▸ **Instruction**
Using the listing below, please gather every line containing the word "Languages".

▸ **Supplied material**
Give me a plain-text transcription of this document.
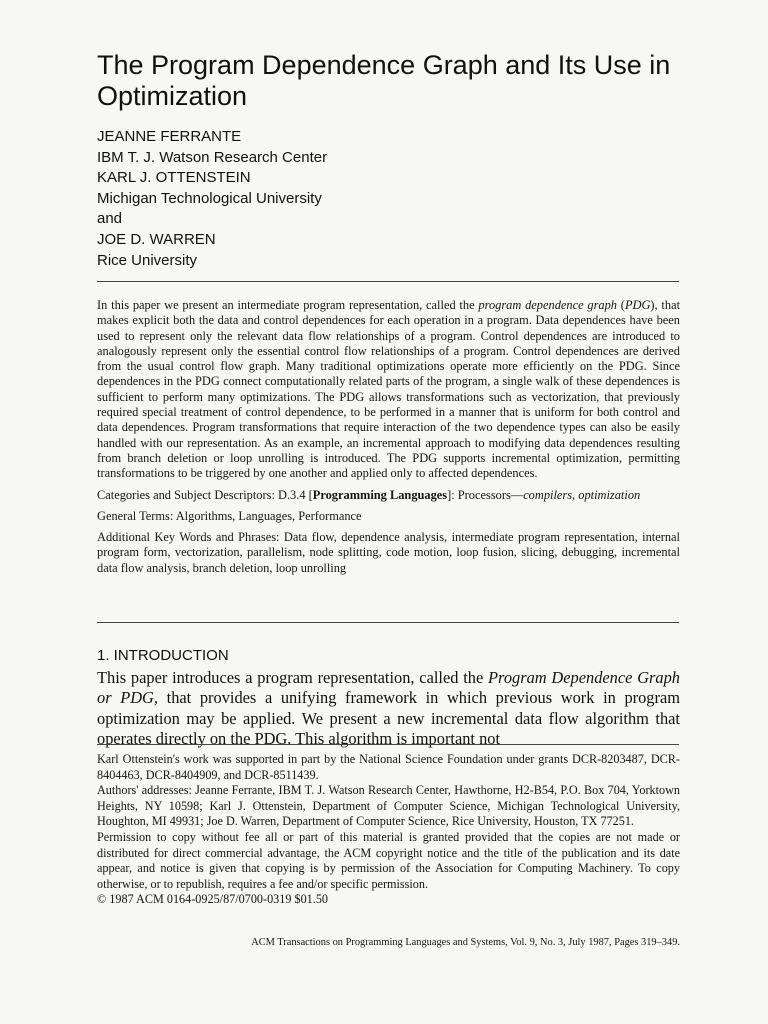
The Program Dependence Graph and Its Use in Optimization
JEANNE FERRANTE
IBM T. J. Watson Research Center
KARL J. OTTENSTEIN
Michigan Technological University
and
JOE D. WARREN
Rice University

In this paper we present an intermediate program representation, called the program dependence graph (PDG), that makes explicit both the data and control dependences for each operation in a program. Data dependences have been used to represent only the relevant data flow relationships of a program. Control dependences are introduced to analogously represent only the essential control flow relationships of a program. Control dependences are derived from the usual control flow graph. Many traditional optimizations operate more efficiently on the PDG. Since dependences in the PDG connect computationally related parts of the program, a single walk of these dependences is sufficient to perform many optimizations. The PDG allows transformations such as vectorization, that previously required special treatment of control dependence, to be performed in a manner that is uniform for both control and data dependences. Program transformations that require interaction of the two dependence types can also be easily handled with our representation. As an example, an incremental approach to modifying data dependences resulting from branch deletion or loop unrolling is introduced. The PDG supports incremental optimization, permitting transformations to be triggered by one another and applied only to affected dependences.

Categories and Subject Descriptors: D.3.4 [Programming Languages]: Processors—compilers, optimization

General Terms: Algorithms, Languages, Performance

Additional Key Words and Phrases: Data flow, dependence analysis, intermediate program representation, internal program form, vectorization, parallelism, node splitting, code motion, loop fusion, slicing, debugging, incremental data flow analysis, branch deletion, loop unrolling

1. INTRODUCTION

This paper introduces a program representation, called the Program Dependence Graph or PDG, that provides a unifying framework in which previous work in program optimization may be applied. We present a new incremental data flow algorithm that operates directly on the PDG. This algorithm is important not

Karl Ottenstein's work was supported in part by the National Science Foundation under grants DCR-8203487, DCR-8404463, DCR-8404909, and DCR-8511439.

Authors' addresses: Jeanne Ferrante, IBM T. J. Watson Research Center, Hawthorne, H2-B54, P.O. Box 704, Yorktown Heights, NY 10598; Karl J. Ottenstein, Department of Computer Science, Michigan Technological University, Houghton, MI 49931; Joe D. Warren, Department of Computer Science, Rice University, Houston, TX 77251.

Permission to copy without fee all or part of this material is granted provided that the copies are not made or distributed for direct commercial advantage, the ACM copyright notice and the title of the publication and its date appear, and notice is given that copying is by permission of the Association for Computing Machinery. To copy otherwise, or to republish, requires a fee and/or specific permission.

© 1987 ACM 0164-0925/87/0700-0319 $01.50

ACM Transactions on Programming Languages and Systems, Vol. 9, No. 3, July 1987, Pages 319–349.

▸ **Response for this exercise**
Categories and Subject Descriptors: D.3.4 [Programming Languages]: Processors—compilers, optimization
General Terms: Algorithms, Languages, Performance
ACM Transactions on Programming Languages and Systems, Vol. 9, No. 3, July 1987, Pages 319–349.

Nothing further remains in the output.